→ Goal: Repeat the records exactly. Every line must match.

→ Input data:
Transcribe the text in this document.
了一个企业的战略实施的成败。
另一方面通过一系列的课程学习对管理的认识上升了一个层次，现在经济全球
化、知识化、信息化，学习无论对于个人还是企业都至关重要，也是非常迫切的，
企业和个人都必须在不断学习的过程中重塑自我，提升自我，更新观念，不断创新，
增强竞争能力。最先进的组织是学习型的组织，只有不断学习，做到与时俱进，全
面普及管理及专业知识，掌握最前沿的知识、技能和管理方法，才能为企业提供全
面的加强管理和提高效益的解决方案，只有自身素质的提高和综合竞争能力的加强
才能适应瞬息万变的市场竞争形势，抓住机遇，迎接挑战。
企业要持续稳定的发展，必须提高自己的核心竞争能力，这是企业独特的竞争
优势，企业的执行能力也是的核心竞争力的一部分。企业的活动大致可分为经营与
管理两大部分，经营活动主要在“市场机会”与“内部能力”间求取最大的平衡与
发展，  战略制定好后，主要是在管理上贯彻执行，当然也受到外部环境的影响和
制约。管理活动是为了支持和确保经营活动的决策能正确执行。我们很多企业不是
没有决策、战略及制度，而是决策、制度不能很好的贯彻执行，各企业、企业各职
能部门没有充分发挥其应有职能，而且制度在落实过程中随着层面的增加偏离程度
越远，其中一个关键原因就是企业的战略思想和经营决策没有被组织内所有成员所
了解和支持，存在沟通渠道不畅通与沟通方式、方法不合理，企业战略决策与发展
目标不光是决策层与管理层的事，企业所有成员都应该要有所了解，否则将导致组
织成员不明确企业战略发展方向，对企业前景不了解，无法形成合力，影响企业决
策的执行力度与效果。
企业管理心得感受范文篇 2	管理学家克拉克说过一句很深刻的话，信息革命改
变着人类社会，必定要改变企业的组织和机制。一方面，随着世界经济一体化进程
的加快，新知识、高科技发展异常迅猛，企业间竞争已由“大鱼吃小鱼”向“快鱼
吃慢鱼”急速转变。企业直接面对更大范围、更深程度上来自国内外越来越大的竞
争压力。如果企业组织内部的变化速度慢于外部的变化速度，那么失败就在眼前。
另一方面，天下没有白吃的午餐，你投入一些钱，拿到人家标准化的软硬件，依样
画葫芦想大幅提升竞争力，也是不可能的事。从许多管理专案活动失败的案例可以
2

→ Result for this task:
Transcribe the text in this document.
了一个企业的战略实施的成败。
另一方面通过一系列的课程学习对管理的认识上升了一个层次，现在经济全球
化、知识化、信息化，学习无论对于个人还是企业都至关重要，也是非常迫切的，
企业和个人都必须在不断学习的过程中重塑自我，提升自我，更新观念，不断创新，
增强竞争能力。最先进的组织是学习型的组织，只有不断学习，做到与时俱进，全
面普及管理及专业知识，掌握最前沿的知识、技能和管理方法，才能为企业提供全
面的加强管理和提高效益的解决方案，只有自身素质的提高和综合竞争能力的加强
才能适应瞬息万变的市场竞争形势，抓住机遇，迎接挑战。
企业要持续稳定的发展，必须提高自己的核心竞争能力，这是企业独特的竞争
优势，企业的执行能力也是的核心竞争力的一部分。企业的活动大致可分为经营与
管理两大部分，经营活动主要在“市场机会”与“内部能力”间求取最大的平衡与
发展，  战略制定好后，主要是在管理上贯彻执行，当然也受到外部环境的影响和
制约。管理活动是为了支持和确保经营活动的决策能正确执行。我们很多企业不是
没有决策、战略及制度，而是决策、制度不能很好的贯彻执行，各企业、企业各职
能部门没有充分发挥其应有职能，而且制度在落实过程中随着层面的增加偏离程度
越远，其中一个关键原因就是企业的战略思想和经营决策没有被组织内所有成员所
了解和支持，存在沟通渠道不畅通与沟通方式、方法不合理，企业战略决策与发展
目标不光是决策层与管理层的事，企业所有成员都应该要有所了解，否则将导致组
织成员不明确企业战略发展方向，对企业前景不了解，无法形成合力，影响企业决
策的执行力度与效果。
企业管理心得感受范文篇 2	管理学家克拉克说过一句很深刻的话，信息革命改
变着人类社会，必定要改变企业的组织和机制。一方面，随着世界经济一体化进程
的加快，新知识、高科技发展异常迅猛，企业间竞争已由“大鱼吃小鱼”向“快鱼
吃慢鱼”急速转变。企业直接面对更大范围、更深程度上来自国内外越来越大的竞
争压力。如果企业组织内部的变化速度慢于外部的变化速度，那么失败就在眼前。
另一方面，天下没有白吃的午餐，你投入一些钱，拿到人家标准化的软硬件，依样
画葫芦想大幅提升竞争力，也是不可能的事。从许多管理专案活动失败的案例可以
2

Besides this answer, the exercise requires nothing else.